■ **Tekstfragment**:

....

1.
De kinderrechter kan bij de verlening van de machtiging tot uithuisplaatsing en ook nadat deze machtiging is verleend, op verzoek bepalen dat het gezag gedeeltelijk wordt uitgeoefend door de gecertificeerde instelling die het toezicht uitoefent, voor zover dit noodzakelijk is in verband met de uitvoering van de ondertoezichtstelling. Hij kan dit doen met betrekking tot:
a. de aanmelding van de minderjarige bij een onderwijsinstelling,
b. het geven van toestemming voor een medische behandeling van de minderjarige jonger dan twaalf jaar of van de minderjarige van twaalf jaar of ouder die niet in staat kan worden geacht tot een redelijke waardering van zijn belangen terzake, of
c. het doen van een aanvraag tot het verlenen van een verblijfsvergunning ten behoeve van de minderjarige als bedoeld in de artikelen 14 of 28 van de Vreemdelingenwet 2000.
2.

....

■ **Geëxtraheerde gegevens**:
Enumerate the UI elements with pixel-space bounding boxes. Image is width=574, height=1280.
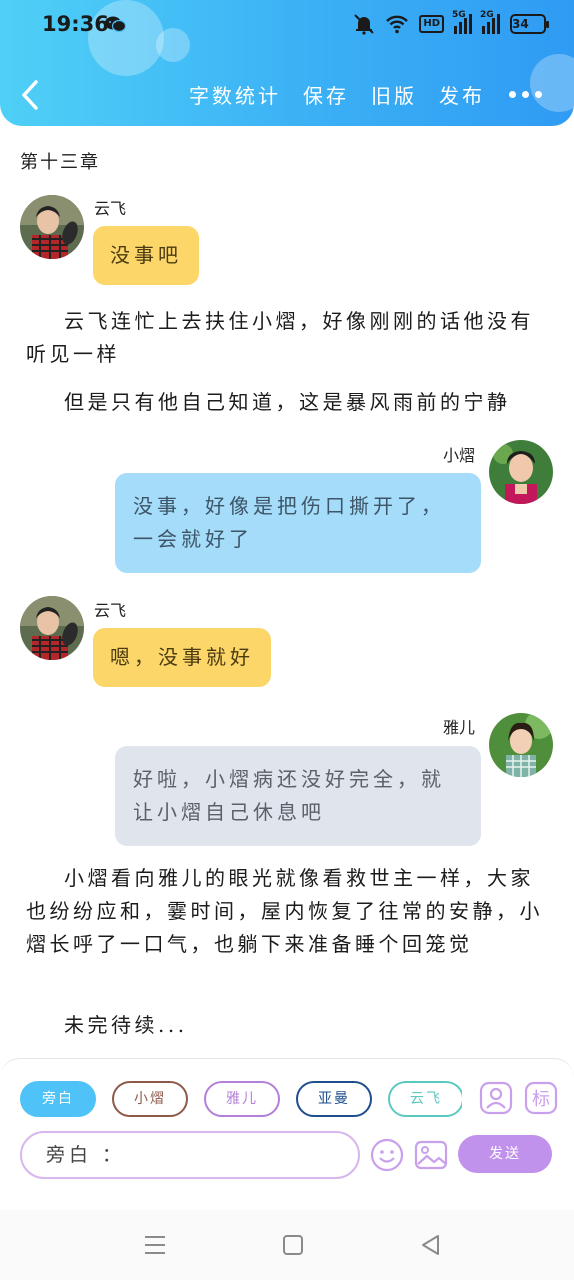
status-time: 19:36 (42, 12, 109, 36)
signal-2g-icon: 2G (480, 10, 500, 34)
status-bar: 19:36 HD 5G 2G 34 (0, 0, 574, 52)
wifi-icon (385, 14, 409, 34)
message-input[interactable]: 旁白 ： (20, 1131, 360, 1179)
dialogue-bubble[interactable]: 好啦，小熠病还没好完全，就让小熠自己休息吧 (115, 746, 481, 846)
role-chip-narrator[interactable]: 旁白 (20, 1081, 96, 1117)
app-header: 19:36 HD 5G 2G 34 字数统计 保存 旧版 发布 (0, 0, 574, 126)
person-icon[interactable] (479, 1081, 513, 1115)
send-button[interactable]: 发送 (458, 1135, 552, 1173)
dialogue-bubble[interactable]: 没事吧 (93, 226, 199, 285)
role-chip[interactable]: 小熠 (112, 1081, 188, 1117)
dialogue-bubble[interactable]: 没事，好像是把伤口撕开了，一会就好了 (115, 473, 481, 573)
speaker-name: 雅儿 (443, 718, 476, 737)
mute-icon (353, 13, 375, 35)
system-nav-bar (0, 1210, 574, 1280)
battery-icon: 34 (510, 14, 549, 34)
publish-button[interactable]: 发布 (439, 80, 485, 109)
avatar[interactable] (20, 596, 84, 660)
tag-icon-label: 标 (532, 1089, 550, 1110)
role-chip[interactable]: 雅儿 (204, 1081, 280, 1117)
narration-paragraph[interactable]: 未完待续... (26, 1009, 552, 1042)
old-version-button[interactable]: 旧版 (371, 80, 417, 109)
dialogue-bubble[interactable]: 嗯，没事就好 (93, 628, 271, 687)
emoji-icon[interactable] (370, 1138, 404, 1172)
role-selector: 旁白 小熠 雅儿 亚曼 云飞 采薇 (20, 1081, 462, 1119)
tag-icon[interactable]: 标 (524, 1081, 558, 1115)
chapter-title: 第十三章 (20, 152, 100, 173)
narration-paragraph[interactable]: 但是只有他自己知道，这是暴风雨前的宁静 (26, 386, 552, 419)
word-count-button[interactable]: 字数统计 (189, 80, 281, 109)
back-arrow-icon[interactable] (18, 78, 44, 112)
role-chip[interactable]: 云飞 (388, 1081, 462, 1117)
signal-2g-label: 2G (480, 10, 494, 20)
signal-5g-icon: 5G (452, 10, 472, 34)
more-dots-icon[interactable] (509, 91, 542, 98)
menu-icon[interactable] (142, 1232, 168, 1258)
avatar[interactable] (489, 440, 553, 504)
narration-paragraph[interactable]: 小熠看向雅儿的眼光就像看救世主一样，大家也纷纷应和，霎时间，屋内恢复了往常的安静… (26, 862, 552, 961)
avatar[interactable] (20, 195, 84, 259)
role-chip[interactable]: 亚曼 (296, 1081, 372, 1117)
home-icon[interactable] (280, 1232, 306, 1258)
wechat-icon (104, 15, 127, 37)
save-button[interactable]: 保存 (303, 80, 349, 109)
header-actions: 字数统计 保存 旧版 发布 (189, 80, 542, 109)
speaker-name: 云飞 (94, 199, 127, 218)
narration-paragraph[interactable]: 云飞连忙上去扶住小熠，好像刚刚的话他没有听见一样 (26, 305, 552, 371)
signal-5g-label: 5G (452, 10, 466, 20)
avatar[interactable] (489, 713, 553, 777)
image-icon[interactable] (414, 1138, 448, 1172)
speaker-name: 小熠 (443, 446, 476, 465)
speaker-name: 云飞 (94, 601, 127, 620)
compose-panel: 旁白 小熠 雅儿 亚曼 云飞 采薇 标 旁白 ： 发送 (0, 1058, 574, 1210)
hd-icon: HD (419, 15, 444, 33)
back-icon[interactable] (418, 1232, 444, 1258)
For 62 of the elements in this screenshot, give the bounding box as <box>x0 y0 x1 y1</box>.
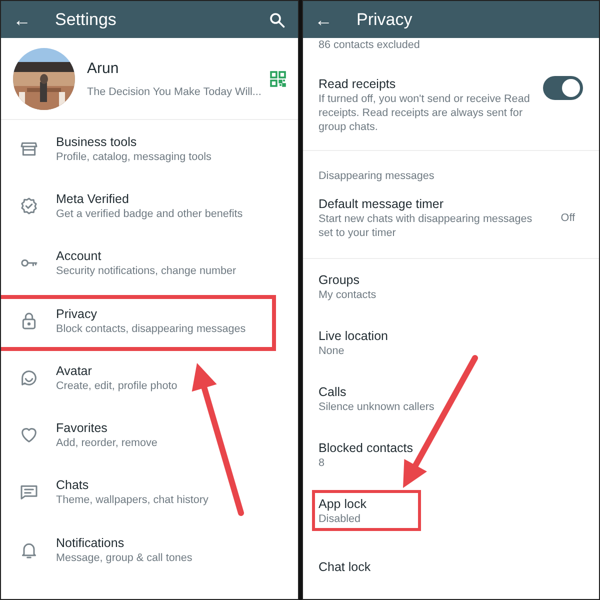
item-subtitle: Security notifications, change number <box>56 264 236 278</box>
settings-item[interactable]: Notifications Message, group & call tones <box>1 521 298 578</box>
screen-title: Settings <box>55 8 118 31</box>
toggle-switch[interactable] <box>543 76 583 100</box>
item-title: Notifications <box>56 534 126 551</box>
verified-badge-icon <box>19 196 39 216</box>
item-title: Groups <box>318 272 360 288</box>
item-subtitle: 8 <box>318 456 326 470</box>
settings-item[interactable]: Groups My contacts <box>302 259 599 315</box>
item-title: App lock <box>318 496 366 512</box>
settings-item[interactable]: Favorites Add, reorder, remove <box>1 406 298 464</box>
profile-name: Arun <box>87 59 120 80</box>
item-title: Chats <box>56 477 90 494</box>
item-title: Chat lock <box>318 559 371 575</box>
item-title: Live location <box>318 328 388 344</box>
back-button[interactable]: ← <box>314 10 332 28</box>
qr-code-icon[interactable] <box>270 70 286 86</box>
item-subtitle: Create, edit, profile photo <box>56 378 178 393</box>
item-title: Account <box>56 248 102 264</box>
item-title: Favorites <box>56 420 108 436</box>
item-subtitle: Disabled <box>318 512 362 526</box>
item-subtitle: Profile, catalog, messaging tools <box>56 150 212 164</box>
item-title: Meta Verified <box>56 190 130 207</box>
settings-item[interactable]: Meta Verified Get a verified badge and other benefits <box>1 177 298 235</box>
settings-item[interactable]: Read receipts If turned off, you won't send or receive Read receipts. Read receipts are always sent for group chats. <box>302 57 599 151</box>
item-subtitle: Start new chats with disappearing messages set to your timer <box>318 212 534 240</box>
item-subtitle: Message, group & call tones <box>56 550 192 565</box>
avatar-icon <box>19 368 39 388</box>
back-button[interactable]: ← <box>13 10 31 28</box>
item-title: Read receipts <box>318 76 397 92</box>
heart-icon <box>19 425 39 446</box>
section-heading: Disappearing messages <box>318 169 436 184</box>
profile-status: The Decision You Make Today Will... <box>87 84 262 99</box>
item-title: Privacy <box>56 306 98 322</box>
item-subtitle: Get a verified badge and other benefits <box>56 206 243 221</box>
settings-item[interactable]: Calls Silence unknown callers <box>302 371 599 427</box>
item-subtitle: Theme, wallpapers, chat history <box>56 493 208 508</box>
item-title: Blocked contacts <box>318 440 413 456</box>
item-subtitle: My contacts <box>318 288 376 302</box>
settings-item[interactable]: Chats Theme, wallpapers, chat history <box>1 464 298 522</box>
settings-item[interactable]: Chat lock <box>302 539 599 595</box>
settings-item[interactable]: Account Security notifications, change number <box>1 234 298 292</box>
item-subtitle: 86 contacts excluded <box>318 38 421 52</box>
settings-item[interactable]: Business tools Profile, catalog, messaging tools <box>1 120 298 178</box>
item-title: Business tools <box>56 134 138 150</box>
settings-item[interactable]: Default message timer Start new chats with disappearing messages set to your timer Off <box>302 185 599 259</box>
settings-item[interactable]: App lock Disabled <box>302 483 599 539</box>
item-subtitle: Block contacts, disappearing messages <box>56 322 246 336</box>
item-title: Default message timer <box>318 196 445 212</box>
settings-item[interactable]: Avatar Create, edit, profile photo <box>1 349 298 406</box>
item-title: Calls <box>318 384 348 400</box>
screen-title: Privacy <box>356 8 414 31</box>
item-subtitle: None <box>318 344 346 358</box>
item-title: Avatar <box>56 362 93 379</box>
settings-item[interactable]: Blocked contacts 8 <box>302 427 599 483</box>
item-value: Off <box>560 211 575 225</box>
settings-item[interactable]: Live location None <box>302 315 599 371</box>
item-subtitle: Silence unknown callers <box>318 400 434 414</box>
settings-item[interactable]: Privacy Block contacts, disappearing messages <box>1 292 298 350</box>
item-subtitle: If turned off, you won't send or receive Read receipts. Read receipts are always sent for group chats. <box>318 92 531 134</box>
search-icon[interactable] <box>268 10 286 28</box>
item-subtitle: Add, reorder, remove <box>56 436 158 450</box>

....

■ **Opdracht 1**: Geef voor elk van de volgende beweringen aan of ze overeenkomt met het wetsartikel over uithuisplaatsing, met ja of nee en de doorslaggevende woorden uit het artikel letterlijk geciteerd. (a) De kinderrechter kan dit alleen bepalen op het moment dat hij de machtiging tot uithuisplaatsing verleent. (b) De kinderrechter neemt deze beslissing op verzoek. (c) Het gezag gaat volledig over op de gecertificeerde instelling.
■ **Opdracht 2**: Noem alle zaken waarvoor de kinderrechter volgens het wetsartikel over uithuisplaatsing kan bepalen dat de gecertificeerde instelling het gezag gedeeltelijk uitoefent.
■ **Opdracht 3**: Schrijf het wetsartikel over uithuisplaatsing verder, te beginnen met de tekst van lid 2.

■ **Antwoord 1**:
(a) Nee: "bij de verlening van de machtiging tot uithuisplaatsing en ook nadat deze machtiging is verleend"
(b) Ja: "op verzoek bepalen"
(c) Nee: "het gezag gedeeltelijk wordt uitgeoefend"

■ **Antwoord 2**:
- de aanmelding van de minderjarige bij een onderwijsinstelling
- het geven van toestemming voor een medische behandeling van de minderjarige jonger dan twaalf jaar of van de minderjarige van twaalf jaar of ouder die niet in staat kan worden geacht tot een redelijke waardering van zijn belangen terzake
- het doen van een aanvraag tot het verlenen van een verblijfsvergunning ten behoeve van de minderjarige als bedoeld in de artikelen 14 of 28 van de Vreemdelingenwet 2000

■ **Antwoord 3**:
De duur van de gedeeltelijke uitoefening van het gezag is niet langer dan die van de verleende machtiging tot uithuisplaatsing.
3.
De kinderrechter kan de duur van de gedeeltelijke uitoefening van het gezag telkens met ten hoogste een jaar verlengen.
4.
Op verzoek kan een beslissing als bedoeld in het eerste of derde lid wegens gewijzigde omstandigheden worden gewijzigd.
5.
De verzoeken, bedoeld in het eerste, derde en vierde lid, kunnen worden gedaan door de gecertificeerde instelling die het toezicht uitoefent. Indien deze gecertificeerde instelling niet tot een verzoek overgaat, zijn de raad voor de kinderbescherming of degene die niet de ouder is en de minderjarige als behorende tot zijn gezin verzorgt en opvoedt bevoegd tot het doen van het verzoek.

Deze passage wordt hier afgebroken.